Data records:
* * * * *

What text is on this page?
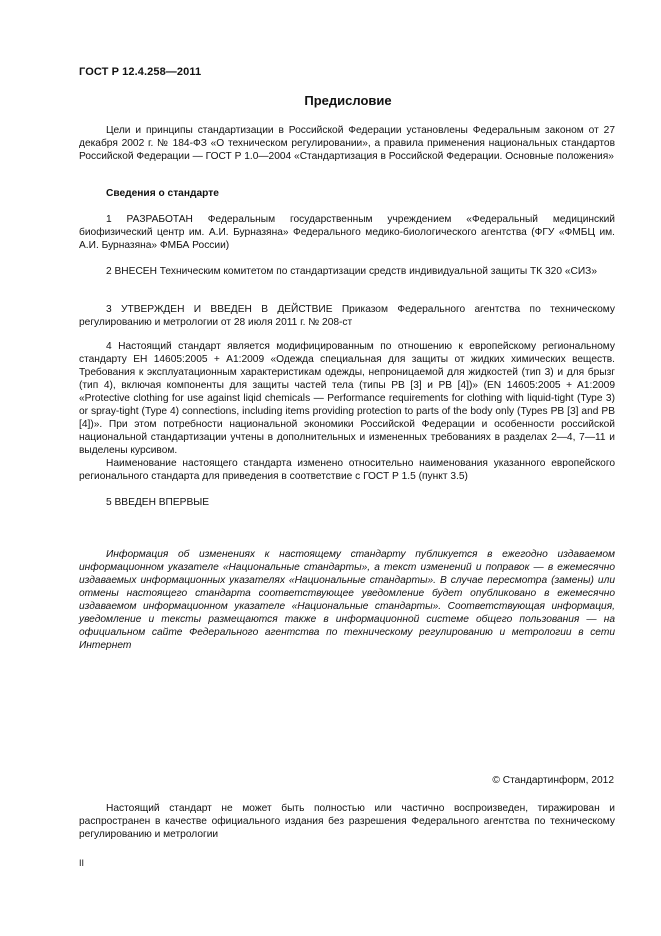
ГОСТ Р 12.4.258—2011
Предисловие

Цели и принципы стандартизации в Российской Федерации установлены Федеральным законом от 27 декабря 2002 г. № 184-ФЗ «О техническом регулировании», а правила применения национальных стандартов Российской Федерации — ГОСТ Р 1.0—2004 «Стандартизация в Российской Федерации. Основные положения»

Сведения о стандарте

1 РАЗРАБОТАН Федеральным государственным учреждением «Федеральный медицинский биофизический центр им. А.И. Бурназяна» Федерального медико-биологического агентства (ФГУ «ФМБЦ им. А.И. Бурназяна» ФМБА России)

2 ВНЕСЕН Техническим комитетом по стандартизации средств индивидуальной защиты ТК 320 «СИЗ»

3 УТВЕРЖДЕН И ВВЕДЕН В ДЕЙСТВИЕ Приказом Федерального агентства по техническому регулированию и метрологии от 28 июля 2011 г. № 208-ст

4 Настоящий стандарт является модифицированным по отношению к европейскому региональному стандарту ЕН 14605:2005 + А1:2009 «Одежда специальная для защиты от жидких химических веществ. Требования к эксплуатационным характеристикам одежды, непроницаемой для жидкостей (тип 3) и для брызг (тип 4), включая компоненты для защиты частей тела (типы РВ [3] и РВ [4])» (EN 14605:2005 + A1:2009 «Protective clothing for use against liqid chemicals — Performance requirements for clothing with liquid-tight (Type 3) or spray-tight (Type 4) connections, including items providing protection to parts of the body only (Types PB [3] and PB [4])». При этом потребности национальной экономики Российской Федерации и особенности российской национальной стандартизации учтены в дополнительных и измененных требованиях в разделах 2—4, 7—11 и выделены курсивом.

Наименование настоящего стандарта изменено относительно наименования указанного европейского регионального стандарта для приведения в соответствие с ГОСТ Р 1.5 (пункт 3.5)

5 ВВЕДЕН ВПЕРВЫЕ

Информация об изменениях к настоящему стандарту публикуется в ежегодно издаваемом информационном указателе «Национальные стандарты», а текст изменений и поправок — в ежемесячно издаваемых информационных указателях «Национальные стандарты». В случае пересмотра (замены) или отмены настоящего стандарта соответствующее уведомление будет опубликовано в ежемесячно издаваемом информационном указателе «Национальные стандарты». Соответствующая информация, уведомление и тексты размещаются также в информационной системе общего пользования — на официальном сайте Федерального агентства по техническому регулированию и метрологии в сети Интернет

© Стандартинформ, 2012

Настоящий стандарт не может быть полностью или частично воспроизведен, тиражирован и распространен в качестве официального издания без разрешения Федерального агентства по техническому регулированию и метрологии

II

* * * * *

Work to be completed: Copy each line holding the word "ГОСТ" from the listing above.

Final result:
ГОСТ Р 12.4.258—2011
Цели и принципы стандартизации в Российской Федерации установлены Федеральным законом от 27 декабря 2002 г. № 184-ФЗ «О техническом регулировании», а правила применения национальных стандартов Российской Федерации — ГОСТ Р 1.0—2004 «Стандартизация в Российской Федерации. Основные положения»
Наименование настоящего стандарта изменено относительно наименования указанного европейского регионального стандарта для приведения в соответствие с ГОСТ Р 1.5 (пункт 3.5)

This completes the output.